- TO DO:
Copy every line of the material below word for word.

--- BEGIN MATERIAL ---

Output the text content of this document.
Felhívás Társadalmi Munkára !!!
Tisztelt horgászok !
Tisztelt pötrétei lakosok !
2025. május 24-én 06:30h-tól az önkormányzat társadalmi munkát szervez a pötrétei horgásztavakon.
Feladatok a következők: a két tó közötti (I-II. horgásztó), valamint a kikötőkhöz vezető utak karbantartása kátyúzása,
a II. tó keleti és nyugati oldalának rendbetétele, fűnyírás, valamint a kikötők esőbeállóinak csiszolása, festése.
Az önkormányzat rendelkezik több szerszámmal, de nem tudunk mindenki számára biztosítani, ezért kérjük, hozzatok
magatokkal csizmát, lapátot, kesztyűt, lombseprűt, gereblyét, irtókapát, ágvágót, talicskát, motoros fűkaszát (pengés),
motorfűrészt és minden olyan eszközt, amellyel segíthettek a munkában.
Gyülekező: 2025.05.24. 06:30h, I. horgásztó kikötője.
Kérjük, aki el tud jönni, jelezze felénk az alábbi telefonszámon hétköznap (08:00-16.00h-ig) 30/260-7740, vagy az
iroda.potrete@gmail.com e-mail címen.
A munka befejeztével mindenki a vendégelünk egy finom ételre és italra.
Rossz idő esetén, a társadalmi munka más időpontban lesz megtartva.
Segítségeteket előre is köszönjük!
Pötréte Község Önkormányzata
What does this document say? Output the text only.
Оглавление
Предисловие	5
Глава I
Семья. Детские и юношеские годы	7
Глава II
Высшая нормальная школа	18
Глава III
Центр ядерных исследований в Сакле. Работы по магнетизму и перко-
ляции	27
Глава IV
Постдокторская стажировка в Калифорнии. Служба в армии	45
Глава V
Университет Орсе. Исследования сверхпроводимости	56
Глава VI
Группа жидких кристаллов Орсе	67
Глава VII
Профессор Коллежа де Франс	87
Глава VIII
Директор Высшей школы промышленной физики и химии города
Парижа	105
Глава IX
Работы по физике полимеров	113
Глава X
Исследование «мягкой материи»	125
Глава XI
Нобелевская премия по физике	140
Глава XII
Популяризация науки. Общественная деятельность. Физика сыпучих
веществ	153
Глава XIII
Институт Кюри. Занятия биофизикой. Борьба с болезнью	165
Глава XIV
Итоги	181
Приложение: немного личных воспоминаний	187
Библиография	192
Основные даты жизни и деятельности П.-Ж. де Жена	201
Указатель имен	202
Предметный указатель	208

--- END MATERIAL ---

- EXERCISE RESPONSE:
Output the text content of this document.
Felhívás Társadalmi Munkára !!!
Tisztelt horgászok !
Tisztelt pötrétei lakosok !
2025. május 24-én 06:30h-tól az önkormányzat társadalmi munkát szervez a pötrétei horgásztavakon.
Feladatok a következők: a két tó közötti (I-II. horgásztó), valamint a kikötőkhöz vezető utak karbantartása kátyúzása,
a II. tó keleti és nyugati oldalának rendbetétele, fűnyírás, valamint a kikötők esőbeállóinak csiszolása, festése.
Az önkormányzat rendelkezik több szerszámmal, de nem tudunk mindenki számára biztosítani, ezért kérjük, hozzatok
magatokkal csizmát, lapátot, kesztyűt, lombseprűt, gereblyét, irtókapát, ágvágót, talicskát, motoros fűkaszát (pengés),
motorfűrészt és minden olyan eszközt, amellyel segíthettek a munkában.
Gyülekező: 2025.05.24. 06:30h, I. horgásztó kikötője.
Kérjük, aki el tud jönni, jelezze felénk az alábbi telefonszámon hétköznap (08:00-16.00h-ig) 30/260-7740, vagy az
iroda.potrete@gmail.com e-mail címen.
A munka befejeztével mindenki a vendégelünk egy finom ételre és italra.
Rossz idő esetén, a társadalmi munka más időpontban lesz megtartva.
Segítségeteket előre is köszönjük!
Pötréte Község Önkormányzata
What does this document say? Output the text only.
Оглавление
Предисловие	5
Глава I
Семья. Детские и юношеские годы	7
Глава II
Высшая нормальная школа	18
Глава III
Центр ядерных исследований в Сакле. Работы по магнетизму и перко-
ляции	27
Глава IV
Постдокторская стажировка в Калифорнии. Служба в армии	45
Глава V
Университет Орсе. Исследования сверхпроводимости	56
Глава VI
Группа жидких кристаллов Орсе	67
Глава VII
Профессор Коллежа де Франс	87
Глава VIII
Директор Высшей школы промышленной физики и химии города
Парижа	105
Глава IX
Работы по физике полимеров	113
Глава X
Исследование «мягкой материи»	125
Глава XI
Нобелевская премия по физике	140
Глава XII
Популяризация науки. Общественная деятельность. Физика сыпучих
веществ	153
Глава XIII
Институт Кюри. Занятия биофизикой. Борьба с болезнью	165
Глава XIV
Итоги	181
Приложение: немного личных воспоминаний	187
Библиография	192
Основные даты жизни и деятельности П.-Ж. де Жена	201
Указатель имен	202
Предметный указатель	208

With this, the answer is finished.